What is needed → Gather all lines from the material that contain the word "Sopimuksen".

━━━━━━━━━━━━━━━━━━━━━━━━━━━━━━

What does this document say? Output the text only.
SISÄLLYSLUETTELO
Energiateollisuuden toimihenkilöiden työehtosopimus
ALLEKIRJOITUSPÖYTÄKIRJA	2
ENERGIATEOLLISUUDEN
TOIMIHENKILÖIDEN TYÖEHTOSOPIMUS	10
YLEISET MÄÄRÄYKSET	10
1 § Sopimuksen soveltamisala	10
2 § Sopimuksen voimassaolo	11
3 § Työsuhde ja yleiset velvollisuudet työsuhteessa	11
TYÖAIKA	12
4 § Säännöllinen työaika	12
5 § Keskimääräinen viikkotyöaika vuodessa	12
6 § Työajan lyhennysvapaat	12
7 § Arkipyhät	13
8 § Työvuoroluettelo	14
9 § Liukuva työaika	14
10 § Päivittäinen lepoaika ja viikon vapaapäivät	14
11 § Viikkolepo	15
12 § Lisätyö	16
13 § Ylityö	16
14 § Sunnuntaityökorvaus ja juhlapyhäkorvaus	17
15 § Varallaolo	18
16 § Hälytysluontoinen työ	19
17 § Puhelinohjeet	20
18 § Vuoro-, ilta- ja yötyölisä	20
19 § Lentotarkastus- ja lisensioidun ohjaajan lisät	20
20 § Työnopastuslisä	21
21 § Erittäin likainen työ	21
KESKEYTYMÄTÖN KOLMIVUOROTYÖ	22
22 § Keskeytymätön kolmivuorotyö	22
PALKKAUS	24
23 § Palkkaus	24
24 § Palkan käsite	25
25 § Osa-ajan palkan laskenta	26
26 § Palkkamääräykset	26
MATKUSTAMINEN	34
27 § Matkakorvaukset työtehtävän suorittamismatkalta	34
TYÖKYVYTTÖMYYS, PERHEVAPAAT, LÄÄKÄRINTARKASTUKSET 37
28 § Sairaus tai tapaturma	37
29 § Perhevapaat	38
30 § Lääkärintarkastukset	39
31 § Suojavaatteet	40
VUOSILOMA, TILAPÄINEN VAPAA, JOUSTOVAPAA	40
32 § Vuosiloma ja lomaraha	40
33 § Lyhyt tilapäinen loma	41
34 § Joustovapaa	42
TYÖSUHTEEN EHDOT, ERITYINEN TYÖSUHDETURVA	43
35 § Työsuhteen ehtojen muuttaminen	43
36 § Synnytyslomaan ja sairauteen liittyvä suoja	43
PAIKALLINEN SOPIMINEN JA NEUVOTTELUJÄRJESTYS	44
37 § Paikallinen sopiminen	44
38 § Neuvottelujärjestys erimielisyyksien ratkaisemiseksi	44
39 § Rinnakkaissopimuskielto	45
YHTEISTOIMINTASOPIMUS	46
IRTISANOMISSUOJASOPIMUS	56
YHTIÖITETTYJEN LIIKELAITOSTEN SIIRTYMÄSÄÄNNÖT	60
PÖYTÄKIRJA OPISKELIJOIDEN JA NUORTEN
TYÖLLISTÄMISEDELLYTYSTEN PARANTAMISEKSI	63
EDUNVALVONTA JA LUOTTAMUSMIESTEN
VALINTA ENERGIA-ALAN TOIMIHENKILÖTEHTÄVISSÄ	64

━━━━━━━━━━━━━━━━━━━━━━━━━━━━━━

Complete answer →
1 § Sopimuksen soveltamisala	10
2 § Sopimuksen voimassaolo	11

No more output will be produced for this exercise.